--- start of Input records ---

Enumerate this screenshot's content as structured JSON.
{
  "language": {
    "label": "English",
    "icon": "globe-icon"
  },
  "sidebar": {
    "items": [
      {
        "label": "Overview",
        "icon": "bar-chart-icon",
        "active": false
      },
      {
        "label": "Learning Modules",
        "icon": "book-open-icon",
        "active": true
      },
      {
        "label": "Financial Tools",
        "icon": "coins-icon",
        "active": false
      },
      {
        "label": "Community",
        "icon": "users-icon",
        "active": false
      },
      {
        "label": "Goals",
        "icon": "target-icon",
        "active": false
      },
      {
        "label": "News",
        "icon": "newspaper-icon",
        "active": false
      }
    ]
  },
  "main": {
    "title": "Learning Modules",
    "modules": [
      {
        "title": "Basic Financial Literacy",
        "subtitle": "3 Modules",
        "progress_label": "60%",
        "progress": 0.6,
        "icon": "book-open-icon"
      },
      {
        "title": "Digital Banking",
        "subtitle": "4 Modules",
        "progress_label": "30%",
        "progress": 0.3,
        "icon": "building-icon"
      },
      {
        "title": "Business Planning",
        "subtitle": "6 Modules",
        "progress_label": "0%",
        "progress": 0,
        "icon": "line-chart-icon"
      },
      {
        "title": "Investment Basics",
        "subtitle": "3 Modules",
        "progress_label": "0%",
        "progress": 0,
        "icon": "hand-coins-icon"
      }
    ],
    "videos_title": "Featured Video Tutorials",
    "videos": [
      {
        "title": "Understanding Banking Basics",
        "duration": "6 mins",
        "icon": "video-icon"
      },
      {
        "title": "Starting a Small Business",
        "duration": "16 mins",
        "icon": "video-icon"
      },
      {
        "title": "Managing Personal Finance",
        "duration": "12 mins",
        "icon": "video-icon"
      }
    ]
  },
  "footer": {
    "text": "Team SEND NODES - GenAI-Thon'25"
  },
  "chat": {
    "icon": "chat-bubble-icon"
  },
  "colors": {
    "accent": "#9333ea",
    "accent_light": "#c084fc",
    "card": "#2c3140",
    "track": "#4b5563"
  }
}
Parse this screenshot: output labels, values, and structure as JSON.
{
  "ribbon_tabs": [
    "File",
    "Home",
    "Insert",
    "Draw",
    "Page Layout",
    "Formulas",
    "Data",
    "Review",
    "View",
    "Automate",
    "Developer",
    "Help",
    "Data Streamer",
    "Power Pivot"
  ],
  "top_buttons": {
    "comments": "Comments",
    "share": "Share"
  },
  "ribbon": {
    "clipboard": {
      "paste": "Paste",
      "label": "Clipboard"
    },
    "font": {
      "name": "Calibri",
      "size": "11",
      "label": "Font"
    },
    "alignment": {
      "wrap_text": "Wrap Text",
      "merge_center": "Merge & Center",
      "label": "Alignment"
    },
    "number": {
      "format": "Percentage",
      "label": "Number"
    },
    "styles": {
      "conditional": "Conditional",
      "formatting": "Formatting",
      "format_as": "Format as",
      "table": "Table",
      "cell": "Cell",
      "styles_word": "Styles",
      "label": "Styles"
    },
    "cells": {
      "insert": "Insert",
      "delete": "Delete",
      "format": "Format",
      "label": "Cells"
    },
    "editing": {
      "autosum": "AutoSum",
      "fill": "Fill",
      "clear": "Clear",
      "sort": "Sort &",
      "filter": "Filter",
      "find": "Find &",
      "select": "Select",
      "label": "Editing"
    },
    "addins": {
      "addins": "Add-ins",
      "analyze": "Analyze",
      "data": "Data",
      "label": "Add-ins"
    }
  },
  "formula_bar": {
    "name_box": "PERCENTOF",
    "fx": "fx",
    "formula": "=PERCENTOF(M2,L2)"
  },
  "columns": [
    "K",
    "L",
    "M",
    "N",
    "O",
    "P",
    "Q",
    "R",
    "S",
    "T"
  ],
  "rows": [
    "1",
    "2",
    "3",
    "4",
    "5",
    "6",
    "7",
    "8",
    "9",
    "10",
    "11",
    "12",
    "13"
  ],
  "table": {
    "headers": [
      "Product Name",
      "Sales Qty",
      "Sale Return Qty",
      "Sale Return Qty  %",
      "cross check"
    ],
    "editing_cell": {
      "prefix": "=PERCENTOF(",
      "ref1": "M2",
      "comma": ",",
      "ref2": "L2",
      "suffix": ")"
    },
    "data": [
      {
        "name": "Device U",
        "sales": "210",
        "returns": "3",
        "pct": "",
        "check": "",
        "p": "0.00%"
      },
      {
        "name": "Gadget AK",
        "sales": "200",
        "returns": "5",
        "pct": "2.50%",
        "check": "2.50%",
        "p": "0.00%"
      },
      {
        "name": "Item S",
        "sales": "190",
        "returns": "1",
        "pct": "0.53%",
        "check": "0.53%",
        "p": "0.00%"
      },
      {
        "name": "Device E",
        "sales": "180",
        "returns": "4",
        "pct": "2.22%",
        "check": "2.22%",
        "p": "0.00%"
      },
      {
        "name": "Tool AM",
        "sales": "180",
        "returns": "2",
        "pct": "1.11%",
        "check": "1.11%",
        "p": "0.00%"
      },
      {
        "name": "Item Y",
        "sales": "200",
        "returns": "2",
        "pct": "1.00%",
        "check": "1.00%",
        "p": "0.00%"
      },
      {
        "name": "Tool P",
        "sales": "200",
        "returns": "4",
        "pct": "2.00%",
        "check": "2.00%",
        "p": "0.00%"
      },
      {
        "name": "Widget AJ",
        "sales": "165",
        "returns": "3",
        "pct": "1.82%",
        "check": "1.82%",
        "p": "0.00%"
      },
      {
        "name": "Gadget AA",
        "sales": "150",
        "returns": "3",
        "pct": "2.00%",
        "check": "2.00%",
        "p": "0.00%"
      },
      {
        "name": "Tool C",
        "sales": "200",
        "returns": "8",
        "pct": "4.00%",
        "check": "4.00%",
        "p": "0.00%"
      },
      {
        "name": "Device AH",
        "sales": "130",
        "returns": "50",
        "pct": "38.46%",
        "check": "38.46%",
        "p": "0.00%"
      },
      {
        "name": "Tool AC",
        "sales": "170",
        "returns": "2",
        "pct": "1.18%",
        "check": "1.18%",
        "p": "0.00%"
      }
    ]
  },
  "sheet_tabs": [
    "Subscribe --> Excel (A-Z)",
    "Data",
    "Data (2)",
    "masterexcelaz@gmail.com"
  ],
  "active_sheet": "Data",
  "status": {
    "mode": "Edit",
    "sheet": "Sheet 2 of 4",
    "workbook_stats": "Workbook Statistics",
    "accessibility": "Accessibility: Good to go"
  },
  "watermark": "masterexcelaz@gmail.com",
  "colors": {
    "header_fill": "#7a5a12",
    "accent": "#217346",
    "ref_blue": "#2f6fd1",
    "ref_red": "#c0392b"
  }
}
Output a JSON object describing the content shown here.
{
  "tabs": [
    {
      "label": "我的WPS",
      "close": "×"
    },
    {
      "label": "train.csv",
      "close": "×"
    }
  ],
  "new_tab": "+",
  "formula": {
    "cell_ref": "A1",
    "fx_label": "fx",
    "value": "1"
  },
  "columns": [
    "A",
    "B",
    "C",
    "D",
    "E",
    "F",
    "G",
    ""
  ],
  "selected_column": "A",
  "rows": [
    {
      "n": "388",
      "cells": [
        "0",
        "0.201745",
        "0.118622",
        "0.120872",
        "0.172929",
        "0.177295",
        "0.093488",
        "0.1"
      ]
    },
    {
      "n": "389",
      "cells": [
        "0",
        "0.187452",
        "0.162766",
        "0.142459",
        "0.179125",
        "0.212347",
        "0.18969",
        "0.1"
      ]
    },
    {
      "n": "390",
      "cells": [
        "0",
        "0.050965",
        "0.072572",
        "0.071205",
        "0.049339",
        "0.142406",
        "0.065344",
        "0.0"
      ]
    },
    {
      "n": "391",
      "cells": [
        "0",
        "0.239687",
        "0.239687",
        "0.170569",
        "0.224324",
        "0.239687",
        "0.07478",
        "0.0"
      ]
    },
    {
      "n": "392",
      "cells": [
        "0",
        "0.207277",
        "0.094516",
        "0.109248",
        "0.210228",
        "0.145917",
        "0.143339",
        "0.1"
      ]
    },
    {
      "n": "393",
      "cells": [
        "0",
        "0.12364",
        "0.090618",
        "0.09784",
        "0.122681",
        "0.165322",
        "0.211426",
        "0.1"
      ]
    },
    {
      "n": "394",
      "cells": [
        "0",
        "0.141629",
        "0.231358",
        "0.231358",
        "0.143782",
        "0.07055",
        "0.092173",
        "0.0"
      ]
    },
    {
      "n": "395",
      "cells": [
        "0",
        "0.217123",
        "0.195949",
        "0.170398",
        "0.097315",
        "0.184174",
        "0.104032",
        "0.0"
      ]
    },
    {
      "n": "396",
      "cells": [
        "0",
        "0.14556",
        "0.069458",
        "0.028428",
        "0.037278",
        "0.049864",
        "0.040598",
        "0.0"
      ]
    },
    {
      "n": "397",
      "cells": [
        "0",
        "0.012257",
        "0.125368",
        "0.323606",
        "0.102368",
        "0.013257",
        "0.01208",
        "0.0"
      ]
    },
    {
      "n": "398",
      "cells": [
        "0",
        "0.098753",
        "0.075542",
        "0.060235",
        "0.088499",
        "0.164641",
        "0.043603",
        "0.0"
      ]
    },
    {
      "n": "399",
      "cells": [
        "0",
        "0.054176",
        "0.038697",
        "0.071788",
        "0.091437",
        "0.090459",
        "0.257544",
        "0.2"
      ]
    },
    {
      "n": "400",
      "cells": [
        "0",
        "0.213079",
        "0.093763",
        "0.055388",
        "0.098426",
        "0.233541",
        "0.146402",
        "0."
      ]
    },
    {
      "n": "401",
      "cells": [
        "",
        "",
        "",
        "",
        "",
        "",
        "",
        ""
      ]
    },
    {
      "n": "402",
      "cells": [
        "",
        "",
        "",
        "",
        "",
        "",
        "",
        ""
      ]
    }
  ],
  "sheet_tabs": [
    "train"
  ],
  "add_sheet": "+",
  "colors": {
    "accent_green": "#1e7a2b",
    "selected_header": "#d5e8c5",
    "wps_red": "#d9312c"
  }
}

--- end of Input records ---

> _Written problem_: In the entries above, find every line holding the word "this" and copy it out.

> _Exercise result_:
Enumerate this screenshot's content as structured JSON.
Parse this screenshot: output labels, values, and structure as JSON.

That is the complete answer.